* Aim of the task
Repeat the material exactly, every line of it.

===== Material =====

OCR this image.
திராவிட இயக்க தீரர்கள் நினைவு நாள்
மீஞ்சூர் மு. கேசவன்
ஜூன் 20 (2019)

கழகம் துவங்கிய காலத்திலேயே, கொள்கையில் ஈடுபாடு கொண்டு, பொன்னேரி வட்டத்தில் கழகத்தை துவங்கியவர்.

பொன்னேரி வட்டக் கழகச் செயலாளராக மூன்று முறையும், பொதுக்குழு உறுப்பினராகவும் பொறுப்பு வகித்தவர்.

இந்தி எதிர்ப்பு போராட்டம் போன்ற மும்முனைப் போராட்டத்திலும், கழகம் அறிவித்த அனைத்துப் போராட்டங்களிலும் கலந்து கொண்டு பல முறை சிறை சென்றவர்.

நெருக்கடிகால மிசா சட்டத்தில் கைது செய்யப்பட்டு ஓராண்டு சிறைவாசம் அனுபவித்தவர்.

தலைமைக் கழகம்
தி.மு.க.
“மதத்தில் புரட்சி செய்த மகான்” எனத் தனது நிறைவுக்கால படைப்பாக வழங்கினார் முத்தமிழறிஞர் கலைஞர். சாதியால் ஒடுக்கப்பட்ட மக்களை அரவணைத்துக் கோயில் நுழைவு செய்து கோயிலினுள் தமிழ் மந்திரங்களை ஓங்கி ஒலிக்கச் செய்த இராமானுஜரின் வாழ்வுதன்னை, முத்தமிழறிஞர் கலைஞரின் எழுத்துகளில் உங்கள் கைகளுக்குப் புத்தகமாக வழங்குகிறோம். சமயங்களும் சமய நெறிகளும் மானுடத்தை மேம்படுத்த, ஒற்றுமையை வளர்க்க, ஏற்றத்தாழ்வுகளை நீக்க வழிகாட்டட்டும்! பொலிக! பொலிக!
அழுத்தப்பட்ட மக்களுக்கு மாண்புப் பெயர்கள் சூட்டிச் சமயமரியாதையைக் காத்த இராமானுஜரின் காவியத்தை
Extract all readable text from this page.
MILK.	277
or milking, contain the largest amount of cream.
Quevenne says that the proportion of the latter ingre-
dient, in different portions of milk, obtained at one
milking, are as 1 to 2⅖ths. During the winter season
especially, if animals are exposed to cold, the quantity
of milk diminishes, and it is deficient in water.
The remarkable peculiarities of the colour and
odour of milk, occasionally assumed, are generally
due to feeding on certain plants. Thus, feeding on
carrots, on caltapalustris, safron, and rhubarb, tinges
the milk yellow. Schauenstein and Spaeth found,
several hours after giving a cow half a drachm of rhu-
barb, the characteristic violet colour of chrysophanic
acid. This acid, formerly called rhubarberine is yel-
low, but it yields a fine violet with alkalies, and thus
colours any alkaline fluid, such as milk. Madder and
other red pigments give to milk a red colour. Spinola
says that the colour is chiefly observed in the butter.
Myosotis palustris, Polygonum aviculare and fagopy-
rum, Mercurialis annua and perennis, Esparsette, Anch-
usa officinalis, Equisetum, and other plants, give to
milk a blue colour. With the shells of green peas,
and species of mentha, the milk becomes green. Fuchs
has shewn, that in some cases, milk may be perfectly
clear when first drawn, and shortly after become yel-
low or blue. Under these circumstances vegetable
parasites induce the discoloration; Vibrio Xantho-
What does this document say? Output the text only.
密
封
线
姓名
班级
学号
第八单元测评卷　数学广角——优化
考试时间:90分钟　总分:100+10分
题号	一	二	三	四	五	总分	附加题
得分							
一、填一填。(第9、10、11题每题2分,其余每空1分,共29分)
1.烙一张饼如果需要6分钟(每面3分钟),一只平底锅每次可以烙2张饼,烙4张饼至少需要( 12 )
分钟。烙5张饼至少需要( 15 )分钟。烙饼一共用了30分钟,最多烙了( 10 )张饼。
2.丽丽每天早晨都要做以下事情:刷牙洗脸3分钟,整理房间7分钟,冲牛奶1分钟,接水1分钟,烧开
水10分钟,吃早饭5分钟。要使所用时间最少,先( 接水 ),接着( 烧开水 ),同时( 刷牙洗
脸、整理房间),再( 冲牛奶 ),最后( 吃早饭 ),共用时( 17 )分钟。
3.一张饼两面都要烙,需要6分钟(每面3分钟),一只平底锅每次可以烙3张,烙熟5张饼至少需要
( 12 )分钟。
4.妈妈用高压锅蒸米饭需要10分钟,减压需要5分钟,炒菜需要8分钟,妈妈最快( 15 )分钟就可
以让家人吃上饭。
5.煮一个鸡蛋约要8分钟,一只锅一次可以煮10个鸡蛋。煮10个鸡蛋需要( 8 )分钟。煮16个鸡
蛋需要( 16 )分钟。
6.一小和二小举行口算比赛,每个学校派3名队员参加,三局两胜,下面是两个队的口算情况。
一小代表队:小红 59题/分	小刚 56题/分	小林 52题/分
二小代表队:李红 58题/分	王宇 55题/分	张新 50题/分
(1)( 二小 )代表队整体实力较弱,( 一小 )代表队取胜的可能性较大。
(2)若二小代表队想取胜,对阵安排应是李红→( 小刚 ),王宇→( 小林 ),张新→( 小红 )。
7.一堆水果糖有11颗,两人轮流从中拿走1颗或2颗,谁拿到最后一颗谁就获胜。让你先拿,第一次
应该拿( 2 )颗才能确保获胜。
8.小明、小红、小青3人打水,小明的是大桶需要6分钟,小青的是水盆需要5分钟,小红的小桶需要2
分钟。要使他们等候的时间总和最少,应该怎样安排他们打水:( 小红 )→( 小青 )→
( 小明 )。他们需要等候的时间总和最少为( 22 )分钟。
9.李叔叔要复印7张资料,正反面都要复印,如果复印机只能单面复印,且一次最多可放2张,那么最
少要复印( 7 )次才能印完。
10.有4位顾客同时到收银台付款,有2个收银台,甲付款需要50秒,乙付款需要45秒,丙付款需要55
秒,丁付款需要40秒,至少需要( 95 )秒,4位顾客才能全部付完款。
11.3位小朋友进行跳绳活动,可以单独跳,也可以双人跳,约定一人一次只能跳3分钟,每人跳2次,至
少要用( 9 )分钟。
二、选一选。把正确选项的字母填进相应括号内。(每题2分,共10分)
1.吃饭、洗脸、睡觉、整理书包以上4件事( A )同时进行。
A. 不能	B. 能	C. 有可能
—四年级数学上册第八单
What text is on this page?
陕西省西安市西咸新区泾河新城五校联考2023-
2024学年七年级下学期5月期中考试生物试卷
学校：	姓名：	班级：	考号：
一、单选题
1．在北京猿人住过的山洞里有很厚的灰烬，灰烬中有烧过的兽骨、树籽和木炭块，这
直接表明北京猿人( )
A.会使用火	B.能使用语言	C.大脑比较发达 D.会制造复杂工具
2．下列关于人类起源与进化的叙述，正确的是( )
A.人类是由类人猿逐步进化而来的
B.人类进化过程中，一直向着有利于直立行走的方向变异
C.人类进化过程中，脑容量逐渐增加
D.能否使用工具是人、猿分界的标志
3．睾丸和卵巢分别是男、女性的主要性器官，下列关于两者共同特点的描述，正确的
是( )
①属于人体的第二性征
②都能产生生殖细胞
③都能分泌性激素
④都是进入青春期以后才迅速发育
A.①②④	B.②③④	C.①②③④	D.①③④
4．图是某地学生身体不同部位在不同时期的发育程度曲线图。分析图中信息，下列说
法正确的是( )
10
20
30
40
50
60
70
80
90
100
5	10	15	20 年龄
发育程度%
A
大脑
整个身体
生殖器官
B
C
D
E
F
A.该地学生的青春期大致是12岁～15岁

=====

* Exercise result
OCR this image.
திராவிட இயக்க தீரர்கள் நினைவு நாள்
மீஞ்சூர் மு. கேசவன்
ஜூன் 20 (2019)

கழகம் துவங்கிய காலத்திலேயே, கொள்கையில் ஈடுபாடு கொண்டு, பொன்னேரி வட்டத்தில் கழகத்தை துவங்கியவர்.

பொன்னேரி வட்டக் கழகச் செயலாளராக மூன்று முறையும், பொதுக்குழு உறுப்பினராகவும் பொறுப்பு வகித்தவர்.

இந்தி எதிர்ப்பு போராட்டம் போன்ற மும்முனைப் போராட்டத்திலும், கழகம் அறிவித்த அனைத்துப் போராட்டங்களிலும் கலந்து கொண்டு பல முறை சிறை சென்றவர்.

நெருக்கடிகால மிசா சட்டத்தில் கைது செய்யப்பட்டு ஓராண்டு சிறைவாசம் அனுபவித்தவர்.

தலைமைக் கழகம்
தி.மு.க.
“மதத்தில் புரட்சி செய்த மகான்” எனத் தனது நிறைவுக்கால படைப்பாக வழங்கினார் முத்தமிழறிஞர் கலைஞர். சாதியால் ஒடுக்கப்பட்ட மக்களை அரவணைத்துக் கோயில் நுழைவு செய்து கோயிலினுள் தமிழ் மந்திரங்களை ஓங்கி ஒலிக்கச் செய்த இராமானுஜரின் வாழ்வுதன்னை, முத்தமிழறிஞர் கலைஞரின் எழுத்துகளில் உங்கள் கைகளுக்குப் புத்தகமாக வழங்குகிறோம். சமயங்களும் சமய நெறிகளும் மானுடத்தை மேம்படுத்த, ஒற்றுமையை வளர்க்க, ஏற்றத்தாழ்வுகளை நீக்க வழிகாட்டட்டும்! பொலிக! பொலிக!
அழுத்தப்பட்ட மக்களுக்கு மாண்புப் பெயர்கள் சூட்டிச் சமயமரியாதையைக் காத்த இராமானுஜரின் காவியத்தை
Extract all readable text from this page.
MILK.	277
or milking, contain the largest amount of cream.
Quevenne says that the proportion of the latter ingre-
dient, in different portions of milk, obtained at one
milking, are as 1 to 2⅖ths. During the winter season
especially, if animals are exposed to cold, the quantity
of milk diminishes, and it is deficient in water.
The remarkable peculiarities of the colour and
odour of milk, occasionally assumed, are generally
due to feeding on certain plants. Thus, feeding on
carrots, on caltapalustris, safron, and rhubarb, tinges
the milk yellow. Schauenstein and Spaeth found,
several hours after giving a cow half a drachm of rhu-
barb, the characteristic violet colour of chrysophanic
acid. This acid, formerly called rhubarberine is yel-
low, but it yields a fine violet with alkalies, and thus
colours any alkaline fluid, such as milk. Madder and
other red pigments give to milk a red colour. Spinola
says that the colour is chiefly observed in the butter.
Myosotis palustris, Polygonum aviculare and fagopy-
rum, Mercurialis annua and perennis, Esparsette, Anch-
usa officinalis, Equisetum, and other plants, give to
milk a blue colour. With the shells of green peas,
and species of mentha, the milk becomes green. Fuchs
has shewn, that in some cases, milk may be perfectly
clear when first drawn, and shortly after become yel-
low or blue. Under these circumstances vegetable
parasites induce the discoloration; Vibrio Xantho-
What does this document say? Output the text only.
密
封
线
姓名
班级
学号
第八单元测评卷　数学广角——优化
考试时间:90分钟　总分:100+10分
题号	一	二	三	四	五	总分	附加题
得分							
一、填一填。(第9、10、11题每题2分,其余每空1分,共29分)
1.烙一张饼如果需要6分钟(每面3分钟),一只平底锅每次可以烙2张饼,烙4张饼至少需要( 12 )
分钟。烙5张饼至少需要( 15 )分钟。烙饼一共用了30分钟,最多烙了( 10 )张饼。
2.丽丽每天早晨都要做以下事情:刷牙洗脸3分钟,整理房间7分钟,冲牛奶1分钟,接水1分钟,烧开
水10分钟,吃早饭5分钟。要使所用时间最少,先( 接水 ),接着( 烧开水 ),同时( 刷牙洗
脸、整理房间),再( 冲牛奶 ),最后( 吃早饭 ),共用时( 17 )分钟。
3.一张饼两面都要烙,需要6分钟(每面3分钟),一只平底锅每次可以烙3张,烙熟5张饼至少需要
( 12 )分钟。
4.妈妈用高压锅蒸米饭需要10分钟,减压需要5分钟,炒菜需要8分钟,妈妈最快( 15 )分钟就可
以让家人吃上饭。
5.煮一个鸡蛋约要8分钟,一只锅一次可以煮10个鸡蛋。煮10个鸡蛋需要( 8 )分钟。煮16个鸡
蛋需要( 16 )分钟。
6.一小和二小举行口算比赛,每个学校派3名队员参加,三局两胜,下面是两个队的口算情况。
一小代表队:小红 59题/分	小刚 56题/分	小林 52题/分
二小代表队:李红 58题/分	王宇 55题/分	张新 50题/分
(1)( 二小 )代表队整体实力较弱,( 一小 )代表队取胜的可能性较大。
(2)若二小代表队想取胜,对阵安排应是李红→( 小刚 ),王宇→( 小林 ),张新→( 小红 )。
7.一堆水果糖有11颗,两人轮流从中拿走1颗或2颗,谁拿到最后一颗谁就获胜。让你先拿,第一次
应该拿( 2 )颗才能确保获胜。
8.小明、小红、小青3人打水,小明的是大桶需要6分钟,小青的是水盆需要5分钟,小红的小桶需要2
分钟。要使他们等候的时间总和最少,应该怎样安排他们打水:( 小红 )→( 小青 )→
( 小明 )。他们需要等候的时间总和最少为( 22 )分钟。
9.李叔叔要复印7张资料,正反面都要复印,如果复印机只能单面复印,且一次最多可放2张,那么最
少要复印( 7 )次才能印完。
10.有4位顾客同时到收银台付款,有2个收银台,甲付款需要50秒,乙付款需要45秒,丙付款需要55
秒,丁付款需要40秒,至少需要( 95 )秒,4位顾客才能全部付完款。
11.3位小朋友进行跳绳活动,可以单独跳,也可以双人跳,约定一人一次只能跳3分钟,每人跳2次,至
少要用( 9 )分钟。
二、选一选。把正确选项的字母填进相应括号内。(每题2分,共10分)
1.吃饭、洗脸、睡觉、整理书包以上4件事( A )同时进行。
A. 不能	B. 能	C. 有可能
—四年级数学上册第八单
What text is on this page?
陕西省西安市西咸新区泾河新城五校联考2023-
2024学年七年级下学期5月期中考试生物试卷
学校：	姓名：	班级：	考号：
一、单选题
1．在北京猿人住过的山洞里有很厚的灰烬，灰烬中有烧过的兽骨、树籽和木炭块，这
直接表明北京猿人( )
A.会使用火	B.能使用语言	C.大脑比较发达 D.会制造复杂工具
2．下列关于人类起源与进化的叙述，正确的是( )
A.人类是由类人猿逐步进化而来的
B.人类进化过程中，一直向着有利于直立行走的方向变异
C.人类进化过程中，脑容量逐渐增加
D.能否使用工具是人、猿分界的标志
3．睾丸和卵巢分别是男、女性的主要性器官，下列关于两者共同特点的描述，正确的
是( )
①属于人体的第二性征
②都能产生生殖细胞
③都能分泌性激素
④都是进入青春期以后才迅速发育
A.①②④	B.②③④	C.①②③④	D.①③④
4．图是某地学生身体不同部位在不同时期的发育程度曲线图。分析图中信息，下列说
法正确的是( )
10
20
30
40
50
60
70
80
90
100
5	10	15	20 年龄
发育程度%
A
大脑
整个身体
生殖器官
B
C
D
E
F
A.该地学生的青春期大致是12岁～15岁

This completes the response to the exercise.